(Beginning of Reading passage)

This process does clean up from the original source the data once it is copied ( into dm ).
Everything look fine, but we have just realize that an amount of the records got lost ( about 25% of july )
So, what I want to do is to use my backup ( myxe ) and insert into the database ( dm ) all those records missing.
The problem here are:
They don't have a well defined PK.
They are in separate databases.
So I thought that If I could create a unique pk from both tables which gave the same number I could tell which were missing and insert them.
EDIT 2
So I did the following in my local environment:
select a.* from the_table#PRODUCTION a , the_table b where
a.idle = b.idle and
a.activity = b.activity and
a.finishdate = b.finishdate
Which returns all the rows that are present in both databases ( the .. union? ) I've got 2,000 records.
What I'm going to do next, is delete them all from the target db and then just insert them all s from my db into the target table
I hope I don't get in something worst : - S : -S
The danger of creating a hash value by combining the 3 numbers and the date is that it might not be unique and hence cannot be used safely as a primary key.

(End of Reading passage)
(Beginning of Stored data)

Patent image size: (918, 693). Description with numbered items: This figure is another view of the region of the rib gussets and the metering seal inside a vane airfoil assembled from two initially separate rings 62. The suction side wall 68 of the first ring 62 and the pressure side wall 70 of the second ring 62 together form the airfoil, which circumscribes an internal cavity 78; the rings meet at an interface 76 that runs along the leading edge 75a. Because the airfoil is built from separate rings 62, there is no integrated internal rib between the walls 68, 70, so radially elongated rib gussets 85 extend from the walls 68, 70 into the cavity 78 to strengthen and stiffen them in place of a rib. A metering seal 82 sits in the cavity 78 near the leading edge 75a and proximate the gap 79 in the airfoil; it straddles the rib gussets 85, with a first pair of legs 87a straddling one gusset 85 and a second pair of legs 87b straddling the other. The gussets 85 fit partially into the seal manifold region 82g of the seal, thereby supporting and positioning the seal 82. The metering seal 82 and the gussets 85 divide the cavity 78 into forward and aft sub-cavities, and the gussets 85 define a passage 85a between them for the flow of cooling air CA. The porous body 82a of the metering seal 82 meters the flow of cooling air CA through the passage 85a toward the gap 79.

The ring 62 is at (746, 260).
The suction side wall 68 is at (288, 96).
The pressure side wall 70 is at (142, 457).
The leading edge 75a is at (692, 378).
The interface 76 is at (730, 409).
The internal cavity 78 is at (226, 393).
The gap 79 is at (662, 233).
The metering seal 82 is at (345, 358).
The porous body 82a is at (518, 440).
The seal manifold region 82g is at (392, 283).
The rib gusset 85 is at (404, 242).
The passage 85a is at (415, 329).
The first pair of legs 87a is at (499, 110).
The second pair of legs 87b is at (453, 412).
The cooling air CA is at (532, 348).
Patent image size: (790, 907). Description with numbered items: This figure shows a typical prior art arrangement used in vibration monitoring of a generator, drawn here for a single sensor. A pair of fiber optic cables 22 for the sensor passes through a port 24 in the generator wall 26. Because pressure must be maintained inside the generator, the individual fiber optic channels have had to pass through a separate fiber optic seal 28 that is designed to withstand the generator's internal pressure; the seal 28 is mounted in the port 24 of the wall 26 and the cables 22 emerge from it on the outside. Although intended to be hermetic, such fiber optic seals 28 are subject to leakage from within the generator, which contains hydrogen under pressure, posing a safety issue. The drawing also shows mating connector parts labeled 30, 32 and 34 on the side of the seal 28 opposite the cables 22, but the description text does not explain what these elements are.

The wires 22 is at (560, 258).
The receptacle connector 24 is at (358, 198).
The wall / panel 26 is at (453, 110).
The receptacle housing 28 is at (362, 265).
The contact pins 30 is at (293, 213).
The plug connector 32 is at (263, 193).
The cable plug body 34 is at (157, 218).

(End of Stored data)

▶ [Tasks to perform]
A: For each statement, decide whether the post supports it. Answer yes or no, and quote the words from the post that decide it. (i) About a quarter of the July records went missing. (ii) The records have a clearly defined primary key. (iii) The query run in the local environment returned 2,000 records.
B: List every column that the query in the post matches between the two tables in its where clause.
The stored data shown after the post comes from a different source.

▶ [Task results]
A:
(i) Yes: "an amount of the records got lost ( about 25% of july )"
(ii) No: "They don't have a well defined PK."
(iii) Yes: "I've got 2,000 records."

B: idle, activity, finishdate